* START EXTRACTED INFORMATION *

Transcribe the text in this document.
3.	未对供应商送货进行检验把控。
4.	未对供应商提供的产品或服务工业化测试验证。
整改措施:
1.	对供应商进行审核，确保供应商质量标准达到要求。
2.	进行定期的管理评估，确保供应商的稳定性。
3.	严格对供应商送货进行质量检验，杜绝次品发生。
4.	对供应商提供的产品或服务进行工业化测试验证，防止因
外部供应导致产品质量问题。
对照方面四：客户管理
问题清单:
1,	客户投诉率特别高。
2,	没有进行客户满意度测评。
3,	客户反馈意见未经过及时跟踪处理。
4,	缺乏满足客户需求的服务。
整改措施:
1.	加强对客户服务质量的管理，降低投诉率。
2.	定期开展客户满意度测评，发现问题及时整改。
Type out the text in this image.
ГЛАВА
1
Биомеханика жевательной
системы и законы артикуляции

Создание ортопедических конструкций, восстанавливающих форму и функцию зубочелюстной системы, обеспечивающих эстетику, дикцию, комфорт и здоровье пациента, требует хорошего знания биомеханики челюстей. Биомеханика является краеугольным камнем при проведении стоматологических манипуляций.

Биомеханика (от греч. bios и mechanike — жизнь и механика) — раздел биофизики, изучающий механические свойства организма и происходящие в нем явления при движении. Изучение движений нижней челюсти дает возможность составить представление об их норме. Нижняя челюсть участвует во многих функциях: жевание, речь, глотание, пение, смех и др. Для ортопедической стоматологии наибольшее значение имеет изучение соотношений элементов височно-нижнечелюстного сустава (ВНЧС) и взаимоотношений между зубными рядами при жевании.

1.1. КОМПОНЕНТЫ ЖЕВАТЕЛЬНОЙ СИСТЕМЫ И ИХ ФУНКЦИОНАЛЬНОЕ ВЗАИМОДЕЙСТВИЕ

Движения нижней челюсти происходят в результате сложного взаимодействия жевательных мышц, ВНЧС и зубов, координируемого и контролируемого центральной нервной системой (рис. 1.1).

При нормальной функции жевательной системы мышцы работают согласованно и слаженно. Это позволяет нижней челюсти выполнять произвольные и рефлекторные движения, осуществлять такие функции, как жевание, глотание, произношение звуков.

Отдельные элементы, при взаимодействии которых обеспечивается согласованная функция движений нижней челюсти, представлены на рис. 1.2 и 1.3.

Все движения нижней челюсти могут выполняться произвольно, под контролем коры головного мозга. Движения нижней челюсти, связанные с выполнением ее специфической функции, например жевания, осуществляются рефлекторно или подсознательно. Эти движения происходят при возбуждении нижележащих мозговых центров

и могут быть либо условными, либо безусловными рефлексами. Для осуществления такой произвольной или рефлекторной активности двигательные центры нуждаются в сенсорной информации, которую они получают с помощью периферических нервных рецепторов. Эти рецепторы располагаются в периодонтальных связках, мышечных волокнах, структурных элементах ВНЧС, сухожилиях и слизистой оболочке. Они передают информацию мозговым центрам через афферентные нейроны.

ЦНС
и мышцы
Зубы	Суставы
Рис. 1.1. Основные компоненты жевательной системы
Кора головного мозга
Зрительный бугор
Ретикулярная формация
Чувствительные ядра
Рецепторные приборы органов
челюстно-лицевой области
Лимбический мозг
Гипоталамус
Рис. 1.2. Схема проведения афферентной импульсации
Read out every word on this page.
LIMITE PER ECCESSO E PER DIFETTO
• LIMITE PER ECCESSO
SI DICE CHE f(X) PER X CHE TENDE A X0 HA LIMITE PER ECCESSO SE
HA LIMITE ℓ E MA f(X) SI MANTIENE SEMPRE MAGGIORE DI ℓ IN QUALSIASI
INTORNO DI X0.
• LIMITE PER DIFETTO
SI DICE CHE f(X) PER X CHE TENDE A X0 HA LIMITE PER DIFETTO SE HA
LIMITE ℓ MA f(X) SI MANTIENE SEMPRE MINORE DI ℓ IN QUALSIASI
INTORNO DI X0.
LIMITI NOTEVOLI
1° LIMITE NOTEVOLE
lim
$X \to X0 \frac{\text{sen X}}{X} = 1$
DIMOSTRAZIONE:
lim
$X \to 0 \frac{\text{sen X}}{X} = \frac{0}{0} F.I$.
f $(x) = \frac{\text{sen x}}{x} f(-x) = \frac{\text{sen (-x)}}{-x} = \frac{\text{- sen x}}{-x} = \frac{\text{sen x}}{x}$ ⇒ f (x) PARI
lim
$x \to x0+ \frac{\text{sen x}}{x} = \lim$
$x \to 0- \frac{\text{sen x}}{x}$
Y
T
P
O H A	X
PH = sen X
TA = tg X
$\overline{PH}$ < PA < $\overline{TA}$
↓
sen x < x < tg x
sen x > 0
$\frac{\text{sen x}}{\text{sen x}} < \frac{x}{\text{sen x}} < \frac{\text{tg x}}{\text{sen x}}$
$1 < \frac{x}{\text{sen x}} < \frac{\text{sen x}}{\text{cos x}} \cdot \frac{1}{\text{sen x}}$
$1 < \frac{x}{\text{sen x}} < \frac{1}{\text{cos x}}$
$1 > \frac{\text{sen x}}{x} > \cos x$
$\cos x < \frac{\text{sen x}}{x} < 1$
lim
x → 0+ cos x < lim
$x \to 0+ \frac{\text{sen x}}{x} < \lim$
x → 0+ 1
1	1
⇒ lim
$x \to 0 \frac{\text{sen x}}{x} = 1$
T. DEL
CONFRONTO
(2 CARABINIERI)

* END EXTRACTED INFORMATION *

## WORK REQUIRED
Your task is to repeat the data exactly, with nothing left out.

## RESULT FOR THIS TASK
Transcribe the text in this document.
3.	未对供应商送货进行检验把控。
4.	未对供应商提供的产品或服务工业化测试验证。
整改措施:
1.	对供应商进行审核，确保供应商质量标准达到要求。
2.	进行定期的管理评估，确保供应商的稳定性。
3.	严格对供应商送货进行质量检验，杜绝次品发生。
4.	对供应商提供的产品或服务进行工业化测试验证，防止因
外部供应导致产品质量问题。
对照方面四：客户管理
问题清单:
1,	客户投诉率特别高。
2,	没有进行客户满意度测评。
3,	客户反馈意见未经过及时跟踪处理。
4,	缺乏满足客户需求的服务。
整改措施:
1.	加强对客户服务质量的管理，降低投诉率。
2.	定期开展客户满意度测评，发现问题及时整改。
Type out the text in this image.
ГЛАВА
1
Биомеханика жевательной
системы и законы артикуляции

Создание ортопедических конструкций, восстанавливающих форму и функцию зубочелюстной системы, обеспечивающих эстетику, дикцию, комфорт и здоровье пациента, требует хорошего знания биомеханики челюстей. Биомеханика является краеугольным камнем при проведении стоматологических манипуляций.

Биомеханика (от греч. bios и mechanike — жизнь и механика) — раздел биофизики, изучающий механические свойства организма и происходящие в нем явления при движении. Изучение движений нижней челюсти дает возможность составить представление об их норме. Нижняя челюсть участвует во многих функциях: жевание, речь, глотание, пение, смех и др. Для ортопедической стоматологии наибольшее значение имеет изучение соотношений элементов височно-нижнечелюстного сустава (ВНЧС) и взаимоотношений между зубными рядами при жевании.

1.1. КОМПОНЕНТЫ ЖЕВАТЕЛЬНОЙ СИСТЕМЫ И ИХ ФУНКЦИОНАЛЬНОЕ ВЗАИМОДЕЙСТВИЕ

Движения нижней челюсти происходят в результате сложного взаимодействия жевательных мышц, ВНЧС и зубов, координируемого и контролируемого центральной нервной системой (рис. 1.1).

При нормальной функции жевательной системы мышцы работают согласованно и слаженно. Это позволяет нижней челюсти выполнять произвольные и рефлекторные движения, осуществлять такие функции, как жевание, глотание, произношение звуков.

Отдельные элементы, при взаимодействии которых обеспечивается согласованная функция движений нижней челюсти, представлены на рис. 1.2 и 1.3.

Все движения нижней челюсти могут выполняться произвольно, под контролем коры головного мозга. Движения нижней челюсти, связанные с выполнением ее специфической функции, например жевания, осуществляются рефлекторно или подсознательно. Эти движения происходят при возбуждении нижележащих мозговых центров

и могут быть либо условными, либо безусловными рефлексами. Для осуществления такой произвольной или рефлекторной активности двигательные центры нуждаются в сенсорной информации, которую они получают с помощью периферических нервных рецепторов. Эти рецепторы располагаются в периодонтальных связках, мышечных волокнах, структурных элементах ВНЧС, сухожилиях и слизистой оболочке. Они передают информацию мозговым центрам через афферентные нейроны.

ЦНС
и мышцы
Зубы	Суставы
Рис. 1.1. Основные компоненты жевательной системы
Кора головного мозга
Зрительный бугор
Ретикулярная формация
Чувствительные ядра
Рецепторные приборы органов
челюстно-лицевой области
Лимбический мозг
Гипоталамус
Рис. 1.2. Схема проведения афферентной импульсации
Read out every word on this page.
LIMITE PER ECCESSO E PER DIFETTO
• LIMITE PER ECCESSO
SI DICE CHE f(X) PER X CHE TENDE A X0 HA LIMITE PER ECCESSO SE
HA LIMITE ℓ E MA f(X) SI MANTIENE SEMPRE MAGGIORE DI ℓ IN QUALSIASI
INTORNO DI X0.
• LIMITE PER DIFETTO
SI DICE CHE f(X) PER X CHE TENDE A X0 HA LIMITE PER DIFETTO SE HA
LIMITE ℓ MA f(X) SI MANTIENE SEMPRE MINORE DI ℓ IN QUALSIASI
INTORNO DI X0.
LIMITI NOTEVOLI
1° LIMITE NOTEVOLE
lim
$X \to X0 \frac{\text{sen X}}{X} = 1$
DIMOSTRAZIONE:
lim
$X \to 0 \frac{\text{sen X}}{X} = \frac{0}{0} F.I$.
f $(x) = \frac{\text{sen x}}{x} f(-x) = \frac{\text{sen (-x)}}{-x} = \frac{\text{- sen x}}{-x} = \frac{\text{sen x}}{x}$ ⇒ f (x) PARI
lim
$x \to x0+ \frac{\text{sen x}}{x} = \lim$
$x \to 0- \frac{\text{sen x}}{x}$
Y
T
P
O H A	X
PH = sen X
TA = tg X
$\overline{PH}$ < PA < $\overline{TA}$
↓
sen x < x < tg x
sen x > 0
$\frac{\text{sen x}}{\text{sen x}} < \frac{x}{\text{sen x}} < \frac{\text{tg x}}{\text{sen x}}$
$1 < \frac{x}{\text{sen x}} < \frac{\text{sen x}}{\text{cos x}} \cdot \frac{1}{\text{sen x}}$
$1 < \frac{x}{\text{sen x}} < \frac{1}{\text{cos x}}$
$1 > \frac{\text{sen x}}{x} > \cos x$
$\cos x < \frac{\text{sen x}}{x} < 1$
lim
x → 0+ cos x < lim
$x \to 0+ \frac{\text{sen x}}{x} < \lim$
x → 0+ 1
1	1
⇒ lim
$x \to 0 \frac{\text{sen x}}{x} = 1$
T. DEL
CONFRONTO
(2 CARABINIERI)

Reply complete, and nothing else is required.